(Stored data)
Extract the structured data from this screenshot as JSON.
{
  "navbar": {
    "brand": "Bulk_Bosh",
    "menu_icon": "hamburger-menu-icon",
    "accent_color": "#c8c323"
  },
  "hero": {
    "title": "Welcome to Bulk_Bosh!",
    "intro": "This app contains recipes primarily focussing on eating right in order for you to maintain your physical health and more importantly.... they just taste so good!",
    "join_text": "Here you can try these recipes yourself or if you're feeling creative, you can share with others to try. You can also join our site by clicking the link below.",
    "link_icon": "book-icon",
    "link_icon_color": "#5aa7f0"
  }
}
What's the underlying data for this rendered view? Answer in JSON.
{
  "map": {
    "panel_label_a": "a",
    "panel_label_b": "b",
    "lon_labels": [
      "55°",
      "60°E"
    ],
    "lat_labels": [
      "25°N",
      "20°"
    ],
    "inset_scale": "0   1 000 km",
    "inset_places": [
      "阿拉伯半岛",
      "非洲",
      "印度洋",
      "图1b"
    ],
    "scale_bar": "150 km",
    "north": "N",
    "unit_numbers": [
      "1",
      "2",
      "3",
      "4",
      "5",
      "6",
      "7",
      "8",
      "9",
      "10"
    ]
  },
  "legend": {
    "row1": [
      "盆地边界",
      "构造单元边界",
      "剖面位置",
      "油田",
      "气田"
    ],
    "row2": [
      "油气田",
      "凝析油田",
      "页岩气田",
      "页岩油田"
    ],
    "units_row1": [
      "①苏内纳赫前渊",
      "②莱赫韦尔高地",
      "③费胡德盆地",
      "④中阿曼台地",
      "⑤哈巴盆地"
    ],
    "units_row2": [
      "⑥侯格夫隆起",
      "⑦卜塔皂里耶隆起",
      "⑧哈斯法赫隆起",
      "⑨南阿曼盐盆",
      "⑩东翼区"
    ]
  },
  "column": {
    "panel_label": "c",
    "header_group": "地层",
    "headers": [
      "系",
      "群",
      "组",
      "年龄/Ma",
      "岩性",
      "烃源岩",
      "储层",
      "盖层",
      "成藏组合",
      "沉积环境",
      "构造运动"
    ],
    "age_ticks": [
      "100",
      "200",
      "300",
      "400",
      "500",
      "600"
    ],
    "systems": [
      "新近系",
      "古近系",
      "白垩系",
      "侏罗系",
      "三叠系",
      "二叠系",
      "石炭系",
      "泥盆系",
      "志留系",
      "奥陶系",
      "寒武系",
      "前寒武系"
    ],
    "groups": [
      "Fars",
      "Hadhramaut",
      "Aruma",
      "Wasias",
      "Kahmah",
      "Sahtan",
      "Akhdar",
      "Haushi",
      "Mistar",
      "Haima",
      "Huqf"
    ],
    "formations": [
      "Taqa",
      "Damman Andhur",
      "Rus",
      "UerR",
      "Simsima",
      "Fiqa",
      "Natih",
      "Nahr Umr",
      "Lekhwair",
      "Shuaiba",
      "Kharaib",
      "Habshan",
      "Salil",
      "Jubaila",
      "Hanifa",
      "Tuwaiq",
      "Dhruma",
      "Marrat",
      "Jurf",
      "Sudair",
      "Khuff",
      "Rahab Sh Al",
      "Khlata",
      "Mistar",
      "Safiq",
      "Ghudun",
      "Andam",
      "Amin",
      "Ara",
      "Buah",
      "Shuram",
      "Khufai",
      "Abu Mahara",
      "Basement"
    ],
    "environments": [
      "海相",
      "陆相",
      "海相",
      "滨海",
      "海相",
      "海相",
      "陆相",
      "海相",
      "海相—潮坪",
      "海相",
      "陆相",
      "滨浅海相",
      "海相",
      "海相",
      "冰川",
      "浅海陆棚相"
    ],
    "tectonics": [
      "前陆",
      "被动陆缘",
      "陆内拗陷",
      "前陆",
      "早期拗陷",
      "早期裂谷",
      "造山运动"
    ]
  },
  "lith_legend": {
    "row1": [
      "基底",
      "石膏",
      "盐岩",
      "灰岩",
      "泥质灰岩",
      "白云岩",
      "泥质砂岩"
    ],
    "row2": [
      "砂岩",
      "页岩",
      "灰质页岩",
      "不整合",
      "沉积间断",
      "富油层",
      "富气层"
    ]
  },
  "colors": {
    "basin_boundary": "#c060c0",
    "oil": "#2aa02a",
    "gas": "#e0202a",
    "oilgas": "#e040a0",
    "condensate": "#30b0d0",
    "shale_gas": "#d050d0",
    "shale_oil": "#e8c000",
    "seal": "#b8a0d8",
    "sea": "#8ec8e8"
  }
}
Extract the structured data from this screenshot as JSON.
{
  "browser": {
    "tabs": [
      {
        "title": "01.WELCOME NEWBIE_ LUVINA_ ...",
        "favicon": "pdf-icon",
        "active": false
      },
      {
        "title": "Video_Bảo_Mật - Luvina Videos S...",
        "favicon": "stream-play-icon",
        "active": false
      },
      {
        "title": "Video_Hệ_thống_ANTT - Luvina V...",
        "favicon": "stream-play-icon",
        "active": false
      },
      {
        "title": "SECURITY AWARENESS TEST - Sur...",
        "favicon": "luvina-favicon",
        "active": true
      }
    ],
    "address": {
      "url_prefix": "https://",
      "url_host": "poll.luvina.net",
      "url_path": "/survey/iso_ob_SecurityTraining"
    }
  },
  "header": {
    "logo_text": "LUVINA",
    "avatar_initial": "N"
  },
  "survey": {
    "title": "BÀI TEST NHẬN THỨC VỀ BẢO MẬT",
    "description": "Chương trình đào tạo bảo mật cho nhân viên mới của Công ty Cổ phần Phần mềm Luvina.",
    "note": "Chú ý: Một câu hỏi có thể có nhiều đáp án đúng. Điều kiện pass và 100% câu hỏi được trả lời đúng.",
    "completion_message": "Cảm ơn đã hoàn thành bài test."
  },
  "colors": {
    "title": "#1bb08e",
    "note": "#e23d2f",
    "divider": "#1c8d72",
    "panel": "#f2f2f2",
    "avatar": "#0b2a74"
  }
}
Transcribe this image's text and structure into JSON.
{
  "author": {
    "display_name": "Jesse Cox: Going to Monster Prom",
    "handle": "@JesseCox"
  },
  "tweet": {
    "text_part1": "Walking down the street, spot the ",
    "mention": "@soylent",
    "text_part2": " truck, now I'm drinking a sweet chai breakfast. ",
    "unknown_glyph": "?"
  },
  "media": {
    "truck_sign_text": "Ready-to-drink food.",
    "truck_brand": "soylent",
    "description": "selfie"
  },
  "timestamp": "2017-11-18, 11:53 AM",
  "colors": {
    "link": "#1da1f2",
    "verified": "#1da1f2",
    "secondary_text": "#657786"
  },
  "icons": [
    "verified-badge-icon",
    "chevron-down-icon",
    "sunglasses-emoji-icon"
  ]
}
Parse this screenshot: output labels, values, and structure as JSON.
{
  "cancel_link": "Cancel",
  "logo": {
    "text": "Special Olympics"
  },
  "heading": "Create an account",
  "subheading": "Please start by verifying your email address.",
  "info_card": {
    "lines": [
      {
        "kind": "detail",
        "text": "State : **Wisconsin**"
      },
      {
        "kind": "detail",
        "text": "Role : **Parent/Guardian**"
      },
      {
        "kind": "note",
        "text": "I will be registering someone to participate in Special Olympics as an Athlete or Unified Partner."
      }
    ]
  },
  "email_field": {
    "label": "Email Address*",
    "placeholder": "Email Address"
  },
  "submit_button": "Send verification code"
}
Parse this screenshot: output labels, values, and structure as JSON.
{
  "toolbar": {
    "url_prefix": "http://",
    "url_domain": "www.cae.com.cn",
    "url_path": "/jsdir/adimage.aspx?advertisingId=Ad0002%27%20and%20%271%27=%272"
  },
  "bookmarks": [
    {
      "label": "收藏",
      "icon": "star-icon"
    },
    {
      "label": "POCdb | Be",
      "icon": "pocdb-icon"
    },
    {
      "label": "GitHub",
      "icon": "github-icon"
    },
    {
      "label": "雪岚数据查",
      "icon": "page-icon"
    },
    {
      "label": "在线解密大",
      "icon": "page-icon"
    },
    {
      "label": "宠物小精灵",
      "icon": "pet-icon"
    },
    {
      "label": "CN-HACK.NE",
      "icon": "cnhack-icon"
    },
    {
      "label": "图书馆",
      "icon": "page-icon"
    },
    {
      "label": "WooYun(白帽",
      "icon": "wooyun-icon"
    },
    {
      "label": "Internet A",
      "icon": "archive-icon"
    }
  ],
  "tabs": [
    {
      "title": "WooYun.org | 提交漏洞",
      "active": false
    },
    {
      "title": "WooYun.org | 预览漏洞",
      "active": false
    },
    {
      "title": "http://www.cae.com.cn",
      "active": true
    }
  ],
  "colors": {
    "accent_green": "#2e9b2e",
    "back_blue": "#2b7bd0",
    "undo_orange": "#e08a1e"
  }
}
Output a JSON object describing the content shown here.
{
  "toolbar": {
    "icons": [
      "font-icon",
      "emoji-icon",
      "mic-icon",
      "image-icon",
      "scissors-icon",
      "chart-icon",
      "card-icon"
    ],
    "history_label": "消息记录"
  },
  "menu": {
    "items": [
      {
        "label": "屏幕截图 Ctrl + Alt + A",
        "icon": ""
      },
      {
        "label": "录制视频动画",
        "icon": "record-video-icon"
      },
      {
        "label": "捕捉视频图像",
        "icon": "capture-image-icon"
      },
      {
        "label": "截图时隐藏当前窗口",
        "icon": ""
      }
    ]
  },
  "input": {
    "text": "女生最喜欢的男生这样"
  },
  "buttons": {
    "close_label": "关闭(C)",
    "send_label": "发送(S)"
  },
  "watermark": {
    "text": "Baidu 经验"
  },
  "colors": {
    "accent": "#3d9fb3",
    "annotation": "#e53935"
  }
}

■ Directions for this task
Count how many lines contain "verified" and give only that count.

■ Result of this task
2